Start of Entries provided

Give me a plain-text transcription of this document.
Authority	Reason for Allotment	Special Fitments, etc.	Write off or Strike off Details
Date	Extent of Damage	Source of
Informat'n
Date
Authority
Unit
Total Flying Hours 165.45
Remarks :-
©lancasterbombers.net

End of Entries provided

### Your instructions
Reproduce every line above without error.

### The answer
Give me a plain-text transcription of this document.
Authority	Reason for Allotment	Special Fitments, etc.	Write off or Strike off Details
Date	Extent of Damage	Source of
Informat'n
Date
Authority
Unit
Total Flying Hours 165.45
Remarks :-
©lancasterbombers.net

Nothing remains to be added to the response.